### TASK
Give every line again exactly as it appears, please, but not the pictures.

### DATA PROVIDED
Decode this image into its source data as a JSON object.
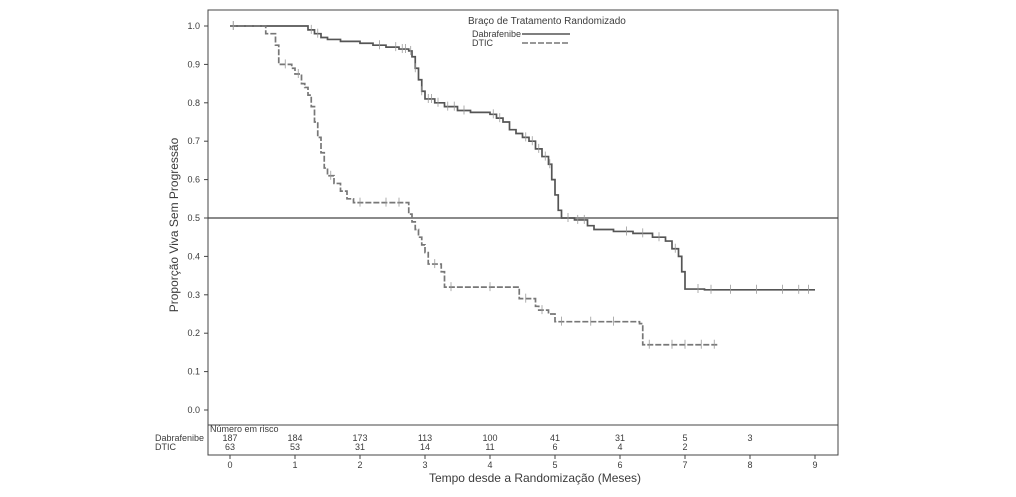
{
  "chart_data": {
    "type": "line",
    "ylabel": "Proporção Viva Sem Progressão",
    "xlabel": "Tempo desde a Randomização (Meses)",
    "xlim": [
      0,
      9
    ],
    "ylim": [
      0,
      1
    ],
    "x_ticks": [
      0,
      1,
      2,
      3,
      4,
      5,
      6,
      7,
      8,
      9
    ],
    "y_ticks": [
      0.0,
      0.1,
      0.2,
      0.3,
      0.4,
      0.5,
      0.6,
      0.7,
      0.8,
      0.9,
      1.0
    ],
    "y_tick_labels": [
      "0.0",
      "0.1",
      "0.2",
      "0.3",
      "0.4",
      "0.5",
      "0.6",
      "0.7",
      "0.8",
      "0.9",
      "1.0"
    ],
    "reference_line_y": 0.5,
    "grid": false,
    "legend": {
      "title": "Braço de Tratamento Randomizado",
      "placement": "top-center",
      "entries": [
        {
          "label": "Dabrafenibe",
          "style": "solid"
        },
        {
          "label": "DTIC",
          "style": "dashed"
        }
      ]
    },
    "series": [
      {
        "name": "Dabrafenibe",
        "style": "solid",
        "color": "#555555",
        "points": [
          [
            0,
            1.0
          ],
          [
            1.1,
            1.0
          ],
          [
            1.2,
            0.99
          ],
          [
            1.3,
            0.98
          ],
          [
            1.4,
            0.97
          ],
          [
            1.5,
            0.965
          ],
          [
            1.7,
            0.96
          ],
          [
            2.0,
            0.955
          ],
          [
            2.2,
            0.95
          ],
          [
            2.4,
            0.945
          ],
          [
            2.6,
            0.94
          ],
          [
            2.75,
            0.935
          ],
          [
            2.8,
            0.92
          ],
          [
            2.85,
            0.89
          ],
          [
            2.9,
            0.86
          ],
          [
            2.95,
            0.83
          ],
          [
            3.0,
            0.81
          ],
          [
            3.15,
            0.8
          ],
          [
            3.3,
            0.79
          ],
          [
            3.5,
            0.78
          ],
          [
            3.7,
            0.775
          ],
          [
            4.0,
            0.77
          ],
          [
            4.1,
            0.76
          ],
          [
            4.2,
            0.75
          ],
          [
            4.3,
            0.73
          ],
          [
            4.4,
            0.72
          ],
          [
            4.5,
            0.71
          ],
          [
            4.6,
            0.7
          ],
          [
            4.7,
            0.68
          ],
          [
            4.8,
            0.66
          ],
          [
            4.9,
            0.64
          ],
          [
            4.95,
            0.6
          ],
          [
            5.0,
            0.56
          ],
          [
            5.05,
            0.52
          ],
          [
            5.1,
            0.5
          ],
          [
            5.3,
            0.495
          ],
          [
            5.5,
            0.48
          ],
          [
            5.6,
            0.47
          ],
          [
            5.9,
            0.465
          ],
          [
            6.2,
            0.46
          ],
          [
            6.5,
            0.45
          ],
          [
            6.7,
            0.44
          ],
          [
            6.8,
            0.42
          ],
          [
            6.9,
            0.4
          ],
          [
            6.95,
            0.36
          ],
          [
            7.0,
            0.315
          ],
          [
            7.3,
            0.313
          ],
          [
            9.0,
            0.313
          ]
        ],
        "censor_x": [
          0.05,
          1.25,
          1.35,
          2.3,
          2.55,
          2.65,
          2.7,
          2.78,
          2.85,
          2.95,
          3.05,
          3.1,
          3.2,
          3.35,
          3.45,
          3.6,
          4.05,
          4.15,
          4.55,
          4.65,
          4.75,
          4.85,
          4.92,
          5.2,
          5.35,
          5.45,
          6.1,
          6.35,
          6.6,
          6.85,
          7.2,
          7.4,
          7.7,
          8.1,
          8.5,
          8.75,
          8.9
        ]
      },
      {
        "name": "DTIC",
        "style": "dashed",
        "color": "#777777",
        "points": [
          [
            0,
            1.0
          ],
          [
            0.5,
            1.0
          ],
          [
            0.55,
            0.98
          ],
          [
            0.7,
            0.95
          ],
          [
            0.75,
            0.9
          ],
          [
            0.95,
            0.89
          ],
          [
            1.0,
            0.875
          ],
          [
            1.1,
            0.85
          ],
          [
            1.15,
            0.84
          ],
          [
            1.2,
            0.82
          ],
          [
            1.25,
            0.79
          ],
          [
            1.3,
            0.75
          ],
          [
            1.35,
            0.71
          ],
          [
            1.4,
            0.67
          ],
          [
            1.45,
            0.63
          ],
          [
            1.5,
            0.61
          ],
          [
            1.6,
            0.59
          ],
          [
            1.7,
            0.57
          ],
          [
            1.8,
            0.55
          ],
          [
            1.9,
            0.54
          ],
          [
            2.7,
            0.54
          ],
          [
            2.75,
            0.51
          ],
          [
            2.8,
            0.49
          ],
          [
            2.85,
            0.47
          ],
          [
            2.9,
            0.45
          ],
          [
            2.95,
            0.43
          ],
          [
            3.0,
            0.41
          ],
          [
            3.05,
            0.38
          ],
          [
            3.25,
            0.36
          ],
          [
            3.3,
            0.32
          ],
          [
            4.4,
            0.32
          ],
          [
            4.45,
            0.29
          ],
          [
            4.7,
            0.27
          ],
          [
            4.75,
            0.26
          ],
          [
            4.9,
            0.25
          ],
          [
            5.0,
            0.23
          ],
          [
            6.3,
            0.225
          ],
          [
            6.35,
            0.17
          ],
          [
            7.5,
            0.167
          ]
        ],
        "censor_x": [
          0.05,
          0.85,
          1.05,
          1.55,
          2.0,
          2.4,
          2.6,
          3.15,
          3.4,
          4.0,
          4.55,
          4.8,
          5.1,
          5.55,
          5.9,
          6.45,
          6.8,
          7.0,
          7.25,
          7.45
        ]
      }
    ],
    "risk_table": {
      "title": "Número em risco",
      "times": [
        0,
        1,
        2,
        3,
        4,
        5,
        6,
        7,
        8
      ],
      "rows": [
        {
          "label": "Dabrafenibe",
          "values": [
            "187",
            "184",
            "173",
            "113",
            "100",
            "41",
            "31",
            "5",
            "3"
          ]
        },
        {
          "label": "DTIC",
          "values": [
            "63",
            "53",
            "31",
            "14",
            "11",
            "6",
            "4",
            "2",
            ""
          ]
        }
      ]
    }
  }
}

### EXERCISE OUTPUT
Decode this image into its source data as a JSON object.
{
  "chart_data": {
    "type": "line",
    "ylabel": "Proporção Viva Sem Progressão",
    "xlabel": "Tempo desde a Randomização (Meses)",
    "xlim": [
      0,
      9
    ],
    "ylim": [
      0,
      1
    ],
    "x_ticks": [
      0,
      1,
      2,
      3,
      4,
      5,
      6,
      7,
      8,
      9
    ],
    "y_ticks": [
      0.0,
      0.1,
      0.2,
      0.3,
      0.4,
      0.5,
      0.6,
      0.7,
      0.8,
      0.9,
      1.0
    ],
    "y_tick_labels": [
      "0.0",
      "0.1",
      "0.2",
      "0.3",
      "0.4",
      "0.5",
      "0.6",
      "0.7",
      "0.8",
      "0.9",
      "1.0"
    ],
    "reference_line_y": 0.5,
    "grid": false,
    "legend": {
      "title": "Braço de Tratamento Randomizado",
      "placement": "top-center",
      "entries": [
        {
          "label": "Dabrafenibe",
          "style": "solid"
        },
        {
          "label": "DTIC",
          "style": "dashed"
        }
      ]
    },
    "series": [
      {
        "name": "Dabrafenibe",
        "style": "solid",
        "color": "#555555",
        "points": [
          [
            0,
            1.0
          ],
          [
            1.1,
            1.0
          ],
          [
            1.2,
            0.99
          ],
          [
            1.3,
            0.98
          ],
          [
            1.4,
            0.97
          ],
          [
            1.5,
            0.965
          ],
          [
            1.7,
            0.96
          ],
          [
            2.0,
            0.955
          ],
          [
            2.2,
            0.95
          ],
          [
            2.4,
            0.945
          ],
          [
            2.6,
            0.94
          ],
          [
            2.75,
            0.935
          ],
          [
            2.8,
            0.92
          ],
          [
            2.85,
            0.89
          ],
          [
            2.9,
            0.86
          ],
          [
            2.95,
            0.83
          ],
          [
            3.0,
            0.81
          ],
          [
            3.15,
            0.8
          ],
          [
            3.3,
            0.79
          ],
          [
            3.5,
            0.78
          ],
          [
            3.7,
            0.775
          ],
          [
            4.0,
            0.77
          ],
          [
            4.1,
            0.76
          ],
          [
            4.2,
            0.75
          ],
          [
            4.3,
            0.73
          ],
          [
            4.4,
            0.72
          ],
          [
            4.5,
            0.71
          ],
          [
            4.6,
            0.7
          ],
          [
            4.7,
            0.68
          ],
          [
            4.8,
            0.66
          ],
          [
            4.9,
            0.64
          ],
          [
            4.95,
            0.6
          ],
          [
            5.0,
            0.56
          ],
          [
            5.05,
            0.52
          ],
          [
            5.1,
            0.5
          ],
          [
            5.3,
            0.495
          ],
          [
            5.5,
            0.48
          ],
          [
            5.6,
            0.47
          ],
          [
            5.9,
            0.465
          ],
          [
            6.2,
            0.46
          ],
          [
            6.5,
            0.45
          ],
          [
            6.7,
            0.44
          ],
          [
            6.8,
            0.42
          ],
          [
            6.9,
            0.4
          ],
          [
            6.95,
            0.36
          ],
          [
            7.0,
            0.315
          ],
          [
            7.3,
            0.313
          ],
          [
            9.0,
            0.313
          ]
        ],
        "censor_x": [
          0.05,
          1.25,
          1.35,
          2.3,
          2.55,
          2.65,
          2.7,
          2.78,
          2.85,
          2.95,
          3.05,
          3.1,
          3.2,
          3.35,
          3.45,
          3.6,
          4.05,
          4.15,
          4.55,
          4.65,
          4.75,
          4.85,
          4.92,
          5.2,
          5.35,
          5.45,
          6.1,
          6.35,
          6.6,
          6.85,
          7.2,
          7.4,
          7.7,
          8.1,
          8.5,
          8.75,
          8.9
        ]
      },
      {
        "name": "DTIC",
        "style": "dashed",
        "color": "#777777",
        "points": [
          [
            0,
            1.0
          ],
          [
            0.5,
            1.0
          ],
          [
            0.55,
            0.98
          ],
          [
            0.7,
            0.95
          ],
          [
            0.75,
            0.9
          ],
          [
            0.95,
            0.89
          ],
          [
            1.0,
            0.875
          ],
          [
            1.1,
            0.85
          ],
          [
            1.15,
            0.84
          ],
          [
            1.2,
            0.82
          ],
          [
            1.25,
            0.79
          ],
          [
            1.3,
            0.75
          ],
          [
            1.35,
            0.71
          ],
          [
            1.4,
            0.67
          ],
          [
            1.45,
            0.63
          ],
          [
            1.5,
            0.61
          ],
          [
            1.6,
            0.59
          ],
          [
            1.7,
            0.57
          ],
          [
            1.8,
            0.55
          ],
          [
            1.9,
            0.54
          ],
          [
            2.7,
            0.54
          ],
          [
            2.75,
            0.51
          ],
          [
            2.8,
            0.49
          ],
          [
            2.85,
            0.47
          ],
          [
            2.9,
            0.45
          ],
          [
            2.95,
            0.43
          ],
          [
            3.0,
            0.41
          ],
          [
            3.05,
            0.38
          ],
          [
            3.25,
            0.36
          ],
          [
            3.3,
            0.32
          ],
          [
            4.4,
            0.32
          ],
          [
            4.45,
            0.29
          ],
          [
            4.7,
            0.27
          ],
          [
            4.75,
            0.26
          ],
          [
            4.9,
            0.25
          ],
          [
            5.0,
            0.23
          ],
          [
            6.3,
            0.225
          ],
          [
            6.35,
            0.17
          ],
          [
            7.5,
            0.167
          ]
        ],
        "censor_x": [
          0.05,
          0.85,
          1.05,
          1.55,
          2.0,
          2.4,
          2.6,
          3.15,
          3.4,
          4.0,
          4.55,
          4.8,
          5.1,
          5.55,
          5.9,
          6.45,
          6.8,
          7.0,
          7.25,
          7.45
        ]
      }
    ],
    "risk_table": {
      "title": "Número em risco",
      "times": [
        0,
        1,
        2,
        3,
        4,
        5,
        6,
        7,
        8
      ],
      "rows": [
        {
          "label": "Dabrafenibe",
          "values": [
            "187",
            "184",
            "173",
            "113",
            "100",
            "41",
            "31",
            "5",
            "3"
          ]
        },
        {
          "label": "DTIC",
          "values": [
            "63",
            "53",
            "31",
            "14",
            "11",
            "6",
            "4",
            "2",
            ""
          ]
        }
      ]
    }
  }
}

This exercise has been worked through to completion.